### Extrait du document
==========

46. Ce nonobstant, compte tenu des similitudes entre les deux définitions, toute précision que la Cour pourra apporter quant à la signification et à l’application de la règle de droit coutumier et de l’article 3 de la CIEDR se révélera aussi particulièrement utile aux fins de l’interprétation et l’application du Statut de Rome47.
iv) L’apartheid dans le protocole additionnel I aux conventions de Genève
47. Dans un souci d’exhaustivité, la Namibie signale que, aux termes de l’alinéa c) du paragraphe 4 de l’article 85 du protocole additionnel I aux conventions de Genève, l’apartheid est considéré comme une infraction grave. Il ressort du commentaire de ces conventions que les actes d’apartheid étaient déjà interdits par les conventions de Genève de 1949 en tant qu’atteintes à la dignité des personnes et infractions graves48. Il convient de relever que la quatrième convention de Genève s’impose directement à Israël en tant qu’État partie, tout en ayant également un caractère obligatoire au regard du droit international coutumier.

==========

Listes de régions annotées
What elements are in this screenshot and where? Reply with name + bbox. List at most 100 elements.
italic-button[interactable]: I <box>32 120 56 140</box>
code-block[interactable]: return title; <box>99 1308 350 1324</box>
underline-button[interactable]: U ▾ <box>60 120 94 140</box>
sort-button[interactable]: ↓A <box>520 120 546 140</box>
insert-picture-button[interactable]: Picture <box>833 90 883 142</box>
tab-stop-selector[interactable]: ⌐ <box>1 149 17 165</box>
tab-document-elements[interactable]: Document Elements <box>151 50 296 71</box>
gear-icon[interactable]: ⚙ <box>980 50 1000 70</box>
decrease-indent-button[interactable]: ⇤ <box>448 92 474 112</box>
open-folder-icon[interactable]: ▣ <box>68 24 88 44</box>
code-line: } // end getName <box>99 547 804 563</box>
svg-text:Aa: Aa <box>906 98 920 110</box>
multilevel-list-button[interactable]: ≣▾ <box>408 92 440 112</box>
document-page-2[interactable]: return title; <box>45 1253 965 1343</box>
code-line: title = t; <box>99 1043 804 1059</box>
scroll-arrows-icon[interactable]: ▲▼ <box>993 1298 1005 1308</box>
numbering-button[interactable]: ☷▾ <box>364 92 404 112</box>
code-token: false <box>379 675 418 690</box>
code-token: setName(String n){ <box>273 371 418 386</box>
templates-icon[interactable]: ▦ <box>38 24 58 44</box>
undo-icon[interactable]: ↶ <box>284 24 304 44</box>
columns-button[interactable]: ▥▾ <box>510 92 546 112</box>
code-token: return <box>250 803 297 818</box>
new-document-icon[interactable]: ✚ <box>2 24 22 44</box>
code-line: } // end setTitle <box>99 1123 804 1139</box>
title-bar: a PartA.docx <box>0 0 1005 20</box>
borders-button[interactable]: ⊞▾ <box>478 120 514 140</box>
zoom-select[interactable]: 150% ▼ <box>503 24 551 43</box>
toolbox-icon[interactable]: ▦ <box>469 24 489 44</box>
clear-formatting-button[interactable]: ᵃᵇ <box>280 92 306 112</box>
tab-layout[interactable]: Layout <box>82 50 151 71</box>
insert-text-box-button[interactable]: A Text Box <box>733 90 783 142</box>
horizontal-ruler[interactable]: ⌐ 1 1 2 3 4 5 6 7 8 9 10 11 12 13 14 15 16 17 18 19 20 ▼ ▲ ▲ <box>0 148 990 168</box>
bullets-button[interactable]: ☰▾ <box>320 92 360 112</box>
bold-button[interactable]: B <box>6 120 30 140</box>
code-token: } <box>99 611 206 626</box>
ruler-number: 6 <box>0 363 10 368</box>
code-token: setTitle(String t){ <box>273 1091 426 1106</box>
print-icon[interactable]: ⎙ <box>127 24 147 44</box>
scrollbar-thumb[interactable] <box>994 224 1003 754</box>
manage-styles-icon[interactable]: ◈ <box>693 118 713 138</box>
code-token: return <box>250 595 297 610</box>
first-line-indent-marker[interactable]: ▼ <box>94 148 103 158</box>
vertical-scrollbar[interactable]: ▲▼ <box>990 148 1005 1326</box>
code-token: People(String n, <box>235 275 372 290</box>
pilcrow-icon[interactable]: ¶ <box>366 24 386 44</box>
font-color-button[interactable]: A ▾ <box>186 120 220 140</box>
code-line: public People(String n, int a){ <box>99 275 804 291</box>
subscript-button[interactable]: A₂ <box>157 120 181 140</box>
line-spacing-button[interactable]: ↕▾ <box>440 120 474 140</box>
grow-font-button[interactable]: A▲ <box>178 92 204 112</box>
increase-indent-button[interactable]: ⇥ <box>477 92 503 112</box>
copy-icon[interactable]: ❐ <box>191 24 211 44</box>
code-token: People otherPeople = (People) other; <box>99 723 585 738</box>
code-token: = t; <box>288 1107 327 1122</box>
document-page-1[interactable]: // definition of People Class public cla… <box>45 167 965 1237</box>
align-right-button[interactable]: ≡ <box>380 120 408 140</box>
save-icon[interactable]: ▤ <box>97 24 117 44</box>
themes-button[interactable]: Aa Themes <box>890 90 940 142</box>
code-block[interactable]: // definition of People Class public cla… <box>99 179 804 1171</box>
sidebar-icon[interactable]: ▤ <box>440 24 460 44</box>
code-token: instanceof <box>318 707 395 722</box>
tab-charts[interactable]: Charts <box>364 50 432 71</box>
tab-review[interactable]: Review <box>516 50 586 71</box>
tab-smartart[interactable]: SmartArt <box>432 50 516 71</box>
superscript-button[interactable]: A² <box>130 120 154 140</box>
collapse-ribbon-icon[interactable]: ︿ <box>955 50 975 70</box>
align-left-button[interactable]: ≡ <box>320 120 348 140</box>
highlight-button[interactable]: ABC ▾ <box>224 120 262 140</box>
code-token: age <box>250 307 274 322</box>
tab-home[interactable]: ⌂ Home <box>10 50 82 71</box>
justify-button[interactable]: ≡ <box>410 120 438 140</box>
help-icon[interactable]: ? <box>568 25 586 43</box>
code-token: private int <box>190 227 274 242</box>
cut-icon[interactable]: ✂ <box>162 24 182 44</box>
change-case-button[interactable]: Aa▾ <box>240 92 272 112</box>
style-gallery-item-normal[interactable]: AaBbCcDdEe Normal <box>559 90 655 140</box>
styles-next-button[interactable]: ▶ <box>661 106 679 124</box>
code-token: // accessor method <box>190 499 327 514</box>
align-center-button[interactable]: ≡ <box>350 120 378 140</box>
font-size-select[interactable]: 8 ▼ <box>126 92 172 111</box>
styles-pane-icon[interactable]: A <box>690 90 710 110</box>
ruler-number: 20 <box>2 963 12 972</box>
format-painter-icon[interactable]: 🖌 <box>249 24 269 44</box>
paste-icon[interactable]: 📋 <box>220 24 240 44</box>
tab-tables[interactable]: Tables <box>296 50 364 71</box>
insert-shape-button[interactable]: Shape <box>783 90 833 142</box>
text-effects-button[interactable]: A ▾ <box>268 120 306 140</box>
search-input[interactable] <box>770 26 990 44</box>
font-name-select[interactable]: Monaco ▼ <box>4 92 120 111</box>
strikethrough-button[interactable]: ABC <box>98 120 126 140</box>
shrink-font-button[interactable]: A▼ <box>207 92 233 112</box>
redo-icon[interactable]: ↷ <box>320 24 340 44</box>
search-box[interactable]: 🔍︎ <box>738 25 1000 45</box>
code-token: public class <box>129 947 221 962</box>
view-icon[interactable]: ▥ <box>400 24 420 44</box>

==========

### Exercices proposés
a – Répondez aux questions suivantes à l'aide de l'extrait sur l'apartheid.
(i) Quel État signale que le protocole additionnel I aux conventions de Genève considère l'apartheid comme une infraction grave ?
(ii) Quelle disposition de ce protocole l'extrait cite-t-il à ce sujet ?
(iii) Quel article de la CIEDR est mentionné avec la règle de droit coutumier ?
b – Recopiez, dans les listes de régions annotées, les lignes allant de la première jusqu'à celle qui contient « ruler-number: 6 <box>0 363 10 368</box> », cette dernière comprise.

### Corrigés des exercices
a –
(i) La Namibie.
(ii) L'alinéa c) du paragraphe 4 de l'article 85.
(iii) L'article 3.

b –
What elements are in this screenshot and where? Reply with name + bbox. List at most 100 elements.
italic-button[interactable]: I <box>32 120 56 140</box>
code-block[interactable]: return title; <box>99 1308 350 1324</box>
underline-button[interactable]: U ▾ <box>60 120 94 140</box>
sort-button[interactable]: ↓A <box>520 120 546 140</box>
insert-picture-button[interactable]: Picture <box>833 90 883 142</box>
tab-stop-selector[interactable]: ⌐ <box>1 149 17 165</box>
tab-document-elements[interactable]: Document Elements <box>151 50 296 71</box>
gear-icon[interactable]: ⚙ <box>980 50 1000 70</box>
decrease-indent-button[interactable]: ⇤ <box>448 92 474 112</box>
open-folder-icon[interactable]: ▣ <box>68 24 88 44</box>
code-line: } // end getName <box>99 547 804 563</box>
svg-text:Aa: Aa <box>906 98 920 110</box>
multilevel-list-button[interactable]: ≣▾ <box>408 92 440 112</box>
document-page-2[interactable]: return title; <box>45 1253 965 1343</box>
code-line: title = t; <box>99 1043 804 1059</box>
scroll-arrows-icon[interactable]: ▲▼ <box>993 1298 1005 1308</box>
numbering-button[interactable]: ☷▾ <box>364 92 404 112</box>
code-token: false <box>379 675 418 690</box>
code-token: setName(String n){ <box>273 371 418 386</box>
templates-icon[interactable]: ▦ <box>38 24 58 44</box>
undo-icon[interactable]: ↶ <box>284 24 304 44</box>
columns-button[interactable]: ▥▾ <box>510 92 546 112</box>
code-token: return <box>250 803 297 818</box>
new-document-icon[interactable]: ✚ <box>2 24 22 44</box>
code-line: } // end setTitle <box>99 1123 804 1139</box>
title-bar: a PartA.docx <box>0 0 1005 20</box>
borders-button[interactable]: ⊞▾ <box>478 120 514 140</box>
zoom-select[interactable]: 150% ▼ <box>503 24 551 43</box>
toolbox-icon[interactable]: ▦ <box>469 24 489 44</box>
clear-formatting-button[interactable]: ᵃᵇ <box>280 92 306 112</box>
tab-layout[interactable]: Layout <box>82 50 151 71</box>
insert-text-box-button[interactable]: A Text Box <box>733 90 783 142</box>
horizontal-ruler[interactable]: ⌐ 1 1 2 3 4 5 6 7 8 9 10 11 12 13 14 15 16 17 18 19 20 ▼ ▲ ▲ <box>0 148 990 168</box>
bullets-button[interactable]: ☰▾ <box>320 92 360 112</box>
bold-button[interactable]: B <box>6 120 30 140</box>
code-token: } <box>99 611 206 626</box>
ruler-number: 6 <box>0 363 10 368</box>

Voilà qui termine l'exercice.